> _ARTICLE_
BEGIN
Standard, wet, non-polymer aluminum electrolytics also offer some degree of self-healing. Because of the liquid electrolyte, oxygen is generated during electrolysis, and this can regrow a fault site due to dielectric impurities or micro cracks, reform the dielectric layer, and reduce the leakage current. However, over time, the liquid electrolyte will be depleted by this process and accelerate the normal wear-out process.

Emerging Aluminum Electrolytic Capacitor Options

Conductive Polymer Electrolytics: The replacement of a wet electrolyte with a conductive polymer electrolyte eliminates the possibility of liquid electrolyte leakage between the seal case and leads as well as long-term aging (i.e., evaporation) concerns, which makes conductive polymer aluminum capacitors more reliable than standard wet aluminum capacitors. Conductive polymer aluminum electrolytics also exhibit nearly two times less ESR, two to three times greater RMS current capabilities, and about three times more stability with temperature compared to standard wet aluminum electrolytics, and they’re available with similar case sizes, capacitance values, and voltage ratings. In addition, a 20°C derating of each technology reveals that the life expectancy of a wet aluminum capacitor increases by a factor of four, while a conductive polymer aluminum capacitor increases by a factor of roughly 10.
END
> _DATASET EXCERPT_
BEGIN
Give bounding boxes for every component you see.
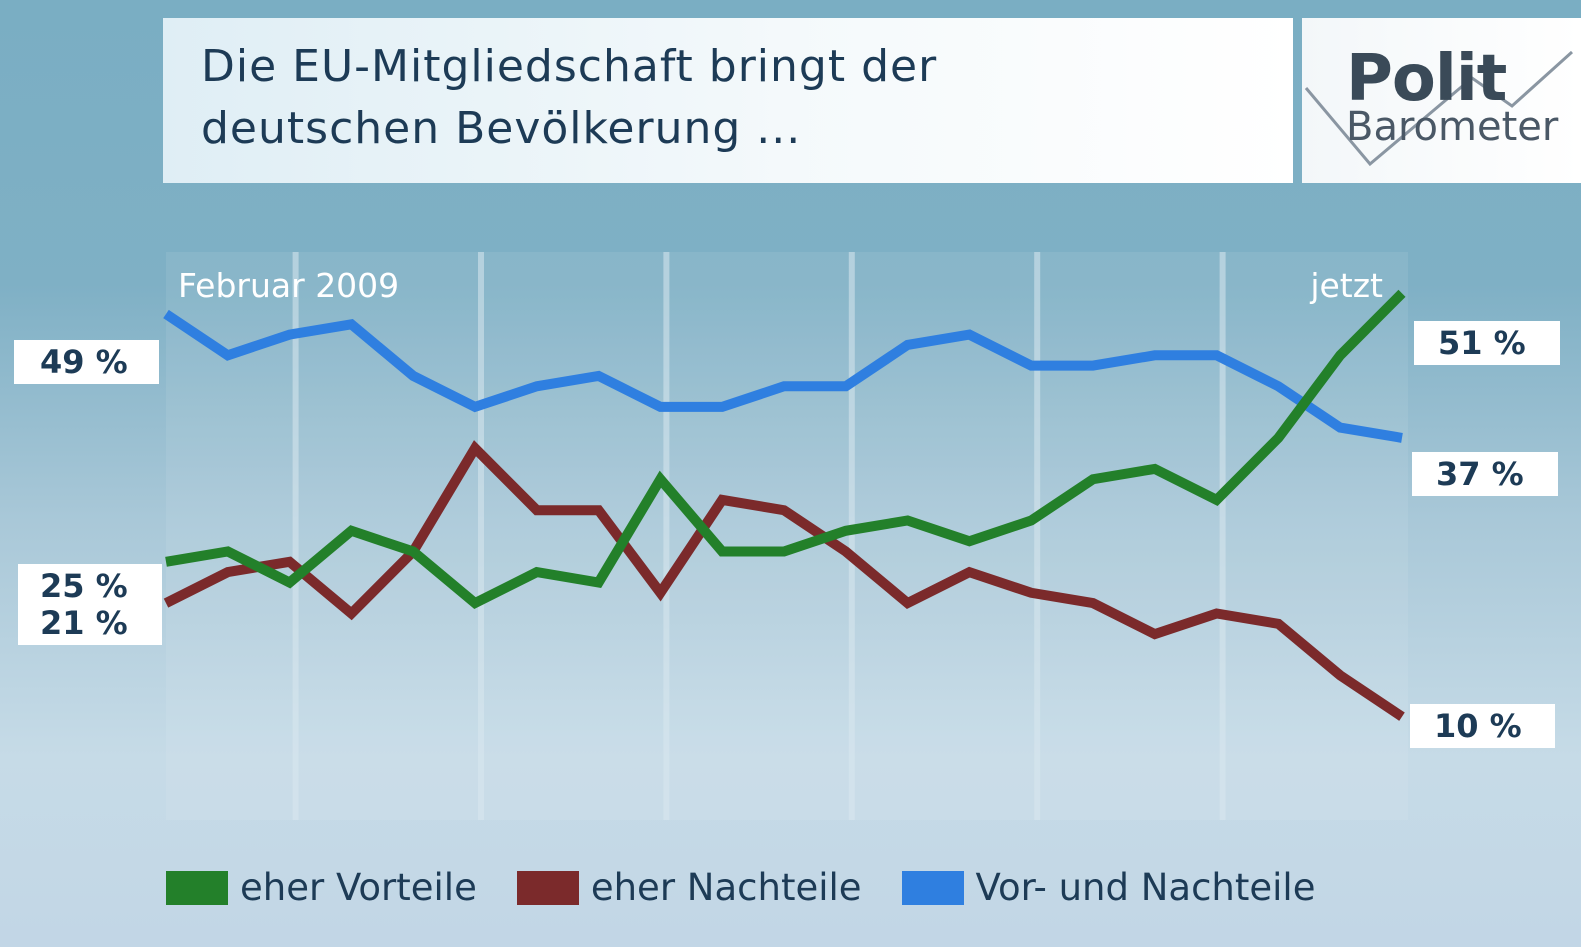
END
> _SET PROBLEM_
Extend the passage on aluminum electrolytic capacitors, picking up after its final sentence. The listing plays no role in this exercise.

> _EXERCISE OUTPUT_
The limitations of this material technology include increased DC leakage, a higher price point, and sensitivity to high shock and vibration.The DC leakage of polymer aluminum electrolyticsis approximately 0.2CV or 300–500µA compared to about 0.01CV or 3µA for wet aluminum electrolytics. But it’s a manageable increase early in the design process — and especially so given that conductive polymer material systems more than double the reliability of wet electrolytics while simultaneously reducing ESR and increasing RMS current.

Hybrid Electrolytics: Hybrid electrolytics were developed to reduce the DC leakage effects of conductive polymer electrolytics and reduce the ESR of wet electrolytics, thereby improving the reliability and performance characteristics of both materials. They also perform exceptionally well in high-humidity environments and, as such, have a higher price point than wet and conductive polymer material systems. And while they do have some CV limitations, additional materials research and process improvements are actively working to overcome those challenges.

Summary

While LED have become the de facto standard for high-quality, efficiency and -reliability consumer and industrial lighting, much of this success has been built upon the thoughtful design and development of supporting circuitry and hardware. LED drivers have stringent requirements for environmental ruggedness and wide voltage and current tolerances, and satisfying these requirements depends on selecting the right electrolytic capacitors. Standard, polymer, and hybrid aluminum electrolytics can be combined to balance their strengths and weaknesses in different aspects of LED driver designs and achieve an optimal lighting product.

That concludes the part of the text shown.